▸ **Text excerpt**
Jimmy Bullard: One Bad Mother Trucker
Sure, some serious road racers might laugh when they see the truck of Jimmy Bullard in the paddock. However, don’t mistake his truck as being slow. At a recent NASA Mid South event held at the Nashville Superspeedway in Lebanon, Tennessee, it turned the fastest laps. Not just in its class. Fastest among everyone. Take that, new fabled Corvettes, sleek Porsches, and tried-and-true BMWs.
Bullard originally built the truck to showcase Hydroshox, a product he developed at his MRC Fabrication business with Mittler Bros. Machine & Tool. It serves as an alternative to suspension air bags. It not only allows you to change the height of a vehicle, like an air bag, but it does so without changing the suspension’s rate.
“All the guys in my shop have a racing background or [are] performance-oriented,” said Bullard, who owns three NASCAR late model stock car championships at Caraway Speedway, a paved oval in Sophia, North Carolina. “We got out of racing to build street cars. Our customers want a street car chassis, with a 1,000 horsepower, and air bags on it. That didn’t make sense to us, because you can’t use the horsepower. After I developed Hydroshox, I was like we got to have something to put our shocks on and show everybody the performance of the Hydroshox.”

▸ **Request A**
Can you put the lines of the listing, from the line with "legend-fit-line: v0 = 189.4" to the line with "legend-fit-line: Bandwidth: ✓", into a Markdown table with the columns Row and Line, leaving out any blank lines?
The listing that follows is unrelated to the truck article.

▸ **Input material**
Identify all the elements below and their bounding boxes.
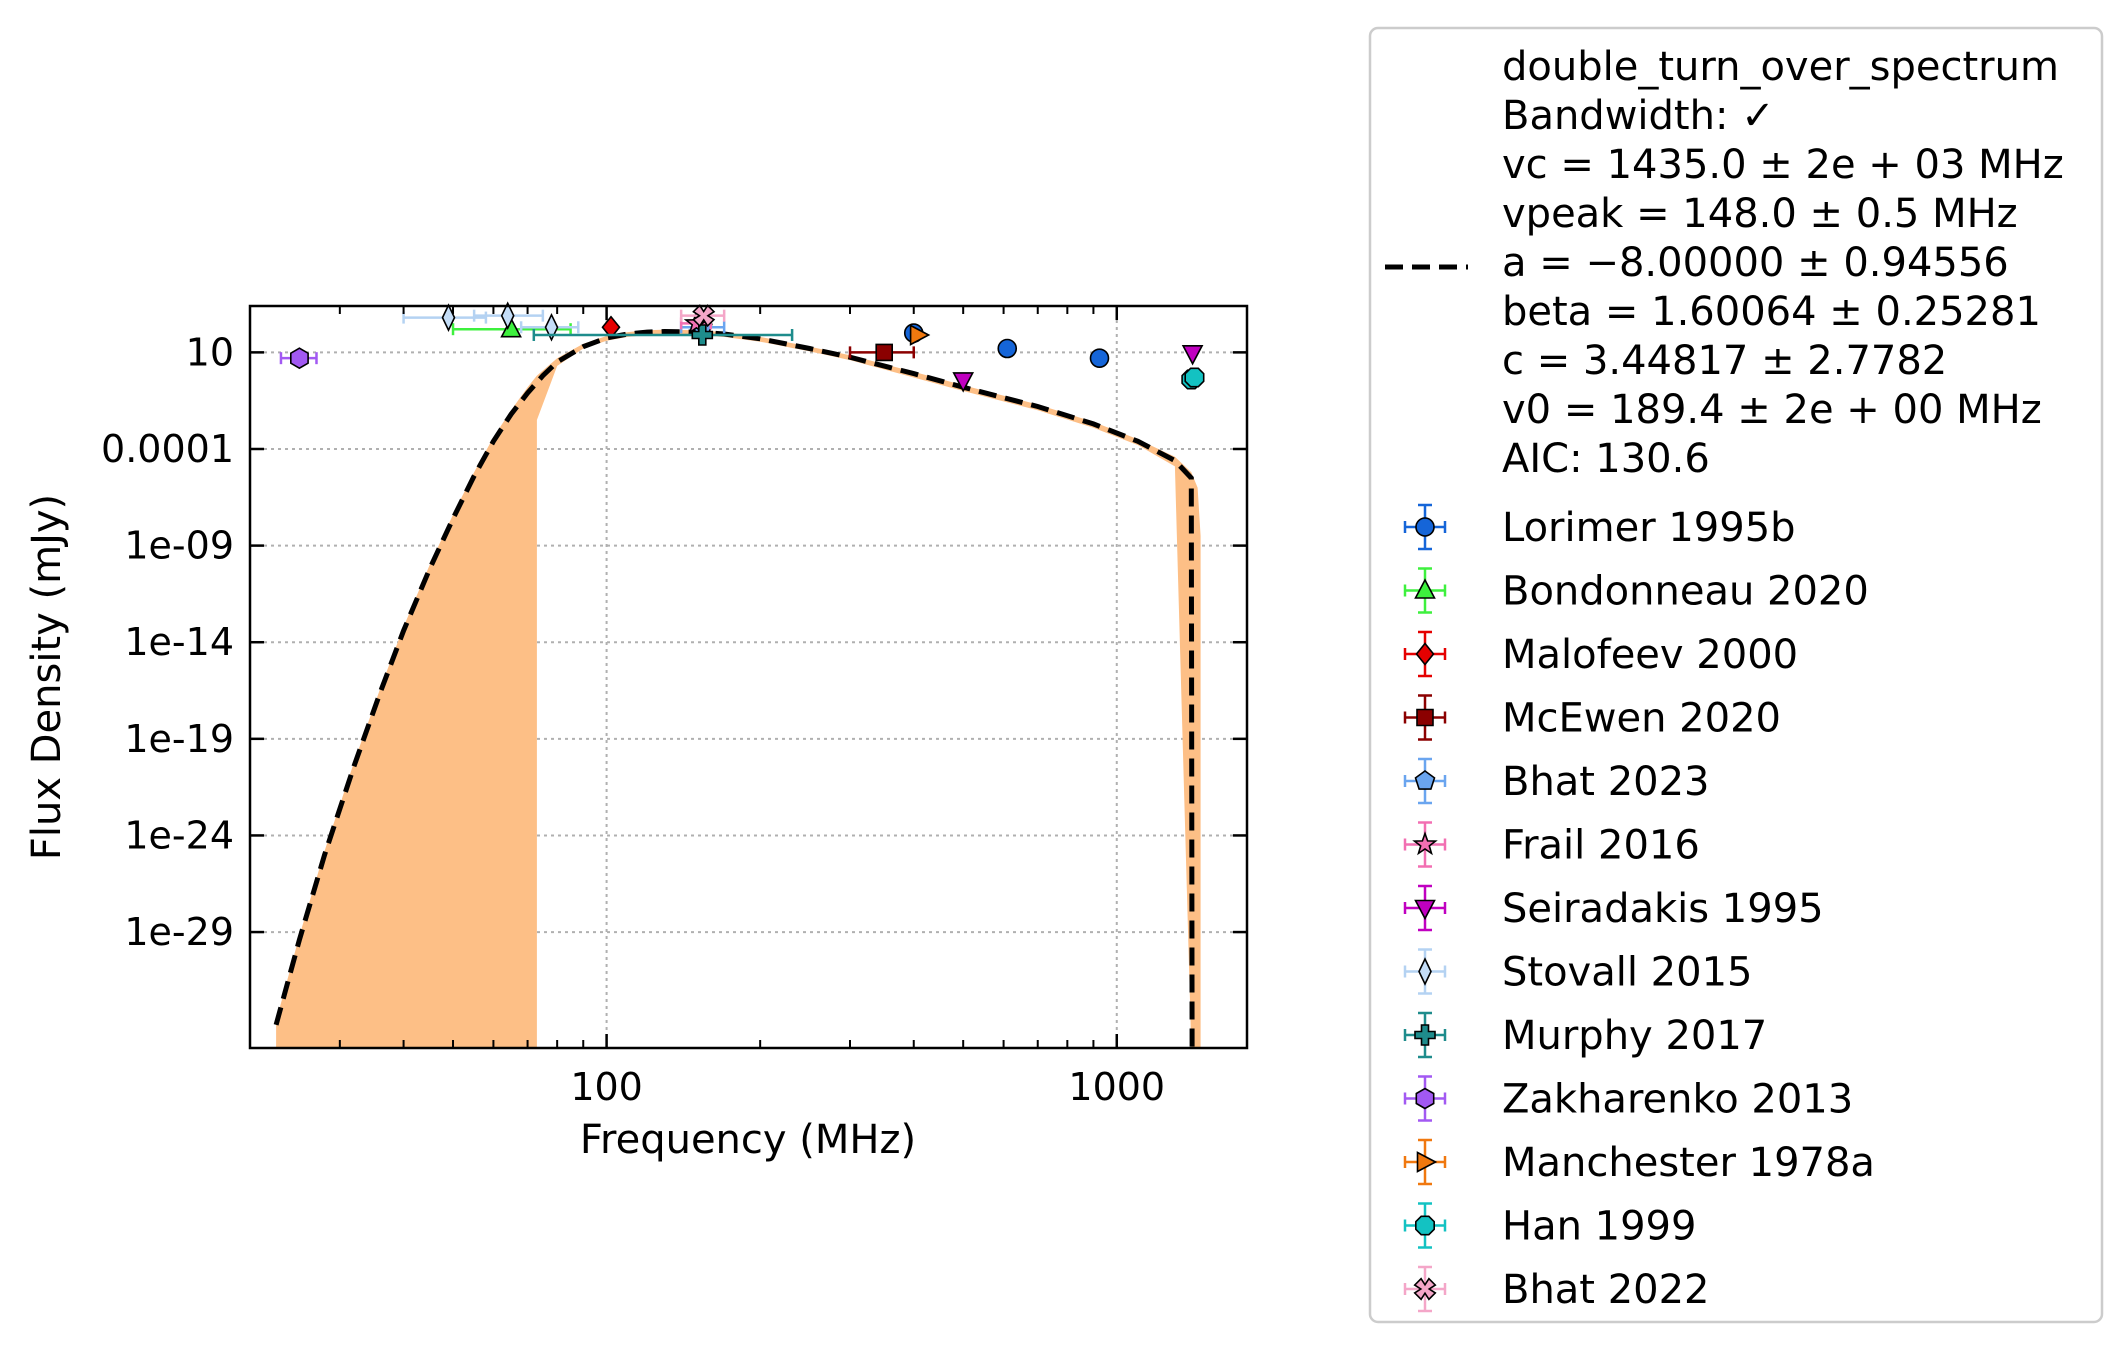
legend-fit-line: v0 = 189.4 ± 2e + 00 MHz xyxy=(1502,387,2042,433)
data-point xyxy=(1181,344,1204,366)
y-tick-label: 1e-29 xyxy=(124,910,234,954)
legend-fit-line: vc = 1435.0 ± 2e + 03 MHz xyxy=(1502,142,2064,188)
legend-label: Murphy 2017 xyxy=(1502,1013,1767,1059)
legend-label: Lorimer 1995b xyxy=(1502,505,1796,551)
data-point xyxy=(875,343,894,362)
legend-label: Bhat 2023 xyxy=(1502,759,1710,805)
y-tick-label: 1e-19 xyxy=(124,717,234,761)
data-point xyxy=(1184,367,1205,388)
legend-marker xyxy=(1414,1024,1436,1046)
legend-marker xyxy=(1418,957,1432,986)
legend-entry: Lorimer 1995b xyxy=(1403,503,1796,551)
series-malofeev-2000 xyxy=(601,315,621,340)
legend-entry: Frail 2016 xyxy=(1403,821,1700,869)
y-tick-label: 1e-09 xyxy=(124,524,234,568)
y-tick-label: 0.0001 xyxy=(101,427,234,471)
legend-marker xyxy=(1416,1151,1438,1173)
legend-label: Bondonneau 2020 xyxy=(1502,569,1869,615)
legend-entry: Murphy 2017 xyxy=(1403,1011,1767,1059)
legend-fit-line: double_turn_over_spectrum xyxy=(1502,44,2059,90)
legend-fit-line: beta = 1.60064 ± 0.25281 xyxy=(1502,289,2041,335)
legend-marker xyxy=(1415,517,1435,537)
legend-entry: Manchester 1978a xyxy=(1403,1138,1875,1186)
legend-entry: Malofeev 2000 xyxy=(1403,630,1798,678)
legend-marker xyxy=(1414,899,1436,921)
legend-fit-line: a = −8.00000 ± 0.94556 xyxy=(1502,240,2009,286)
y-tick-label: 1e-24 xyxy=(124,813,234,857)
legend-entry: Stovall 2015 xyxy=(1403,948,1752,996)
fit-uncertainty-band xyxy=(276,329,1201,1048)
data-point xyxy=(500,316,522,338)
legend-label: Seiradakis 1995 xyxy=(1502,886,1824,932)
y-axis-title: Flux Density (mJy) xyxy=(24,494,70,860)
legend-entry: Bondonneau 2020 xyxy=(1403,567,1869,615)
legend-fit-line: c = 3.44817 ± 2.7782 xyxy=(1502,338,1947,384)
legend-frame xyxy=(1368,26,2104,1324)
legend-fit-line: vpeak = 148.0 ± 0.5 MHz xyxy=(1502,191,2018,237)
legend-marker xyxy=(1415,642,1435,666)
data-point xyxy=(691,324,714,346)
x-tick-label: 1000 xyxy=(1068,1065,1165,1109)
legend-marker xyxy=(1415,1087,1435,1110)
legend-marker xyxy=(1416,708,1434,727)
legend-label: Bhat 2022 xyxy=(1502,1267,1710,1313)
series-bhat-2022 xyxy=(679,304,726,328)
legend-fit-line: Bandwidth: ✓ xyxy=(1502,93,1775,139)
legend-label: Frail 2016 xyxy=(1502,823,1700,869)
data-point xyxy=(952,372,975,393)
series-seiradakis-1995 xyxy=(952,344,1204,393)
legend-entry: Seiradakis 1995 xyxy=(1403,884,1824,932)
data-point xyxy=(601,315,621,340)
data-point xyxy=(289,347,309,370)
data-point xyxy=(1089,348,1110,368)
data-points xyxy=(279,301,1205,393)
legend-label: Stovall 2015 xyxy=(1502,950,1752,996)
data-point xyxy=(544,312,559,342)
legend-entry: Han 1999 xyxy=(1403,1202,1696,1250)
legend-label: Malofeev 2000 xyxy=(1502,632,1798,678)
fit-band xyxy=(276,329,1201,1048)
series-murphy-2017 xyxy=(532,324,794,346)
series-zakharenko-2013 xyxy=(279,347,318,370)
series-mcewen-2020 xyxy=(848,343,915,362)
axis-ticks: 10 0.0001 1e-09 1e-14 1e-19 1e-24 1e-29 100 1000 xyxy=(101,306,1247,1109)
legend-entry: McEwen 2020 xyxy=(1403,694,1781,742)
x-axis-title: Frequency (MHz) xyxy=(580,1117,916,1163)
y-tick-label: 1e-14 xyxy=(124,620,234,664)
x-tick-label: 100 xyxy=(570,1065,643,1109)
legend-entry: Bhat 2023 xyxy=(1403,757,1710,805)
legend-entry: Bhat 2022 xyxy=(1403,1265,1710,1313)
series-han-1999 xyxy=(1181,367,1205,390)
grid xyxy=(250,306,1247,1048)
series-stovall-2015 xyxy=(402,301,580,342)
data-point xyxy=(997,338,1018,359)
legend-marker xyxy=(1414,578,1436,599)
legend-fit-line: AIC: 130.6 xyxy=(1502,436,1710,482)
series-lorimer-1995b xyxy=(903,323,1110,368)
series-manchester-1978a xyxy=(909,324,931,346)
legend-label: Han 1999 xyxy=(1502,1204,1696,1250)
legend-marker xyxy=(1412,831,1438,856)
y-tick-label: 10 xyxy=(186,330,234,374)
legend-label: McEwen 2020 xyxy=(1502,696,1781,742)
data-point xyxy=(692,304,716,328)
legend-marker xyxy=(1415,1215,1435,1236)
legend-label: Zakharenko 2013 xyxy=(1502,1077,1853,1123)
legend-label: Manchester 1978a xyxy=(1502,1140,1875,1186)
legend-marker xyxy=(1414,770,1436,790)
data-point xyxy=(500,301,515,331)
legend-entry: Zakharenko 2013 xyxy=(1403,1075,1853,1123)
plot-frame xyxy=(248,304,1249,1050)
legend-marker xyxy=(1413,1277,1437,1301)
data-point xyxy=(909,324,931,346)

▸ **Request B**
According to the truck article, where was the NASA Mid South event held?

▸ **Final answer A**
| Row | Line |
|---|---|
| 1 | legend-fit-line: v0 = 189.4 ± 2e + 00 MHz xyxy=(1502,387,2042,433) |
| 2 | data-point xyxy=(1181,344,1204,366) |
| 3 | y-tick-label: 1e-29 xyxy=(124,910,234,954) |
| 4 | legend-fit-line: vc = 1435.0 ± 2e + 03 MHz xyxy=(1502,142,2064,188) |
| 5 | legend-label: Murphy 2017 xyxy=(1502,1013,1767,1059) |
| 6 | legend-label: Lorimer 1995b xyxy=(1502,505,1796,551) |
| 7 | data-point xyxy=(875,343,894,362) |
| 8 | legend-label: Bhat 2023 xyxy=(1502,759,1710,805) |
| 9 | y-tick-label: 1e-19 xyxy=(124,717,234,761) |
| 10 | data-point xyxy=(1184,367,1205,388) |
| 11 | legend-marker xyxy=(1414,1024,1436,1046) |
| 12 | legend-marker xyxy=(1418,957,1432,986) |
| 13 | legend-entry: Lorimer 1995b xyxy=(1403,503,1796,551) |
| 14 | series-malofeev-2000 xyxy=(601,315,621,340) |
| 15 | legend-entry: Frail 2016 xyxy=(1403,821,1700,869) |
| 16 | y-tick-label: 1e-09 xyxy=(124,524,234,568) |
| 17 | y-tick-label: 0.0001 xyxy=(101,427,234,471) |
| 18 | legend-marker xyxy=(1416,1151,1438,1173) |
| 19 | legend-label: Bondonneau 2020 xyxy=(1502,569,1869,615) |
| 20 | legend-entry: Murphy 2017 xyxy=(1403,1011,1767,1059) |
| 21 | legend-fit-line: double_turn_over_spectrum xyxy=(1502,44,2059,90) |
| 22 | legend-fit-line: beta = 1.60064 ± 0.25281 xyxy=(1502,289,2041,335) |
| 23 | legend-marker xyxy=(1415,517,1435,537) |
| 24 | legend-entry: Manchester 1978a xyxy=(1403,1138,1875,1186) |
| 25 | legend-entry: Malofeev 2000 xyxy=(1403,630,1798,678) |
| 26 | legend-marker xyxy=(1414,899,1436,921) |
| 27 | legend-fit-line: a = −8.00000 ± 0.94556 xyxy=(1502,240,2009,286) |
| 28 | y-tick-label: 1e-24 xyxy=(124,813,234,857) |
| 29 | legend-entry: Stovall 2015 xyxy=(1403,948,1752,996) |
| 30 | fit-uncertainty-band xyxy=(276,329,1201,1048) |
| 31 | data-point xyxy=(500,316,522,338) |
| 32 | legend-label: Seiradakis 1995 xyxy=(1502,886,1824,932) |
| 33 | y-axis-title: Flux Density (mJy) xyxy=(24,494,70,860) |
| 34 | legend-entry: Bondonneau 2020 xyxy=(1403,567,1869,615) |
| 35 | legend-fit-line: c = 3.44817 ± 2.7782 xyxy=(1502,338,1947,384) |
| 36 | legend-frame xyxy=(1368,26,2104,1324) |
| 37 | legend-fit-line: vpeak = 148.0 ± 0.5 MHz xyxy=(1502,191,2018,237) |
| 38 | legend-marker xyxy=(1415,642,1435,666) |
| 39 | data-point xyxy=(691,324,714,346) |
| 40 | x-tick-label: 1000 xyxy=(1068,1065,1165,1109) |
| 41 | legend-marker xyxy=(1415,1087,1435,1110) |
| 42 | legend-marker xyxy=(1416,708,1434,727) |
| 43 | legend-label: Bhat 2022 xyxy=(1502,1267,1710,1313) |
| 44 | series-bhat-2022 xyxy=(679,304,726,328) |
| 45 | legend-fit-line: Bandwidth: ✓ xyxy=(1502,93,1775,139) |

▸ **Final answer B**
At the Nashville Superspeedway in Lebanon, Tennessee.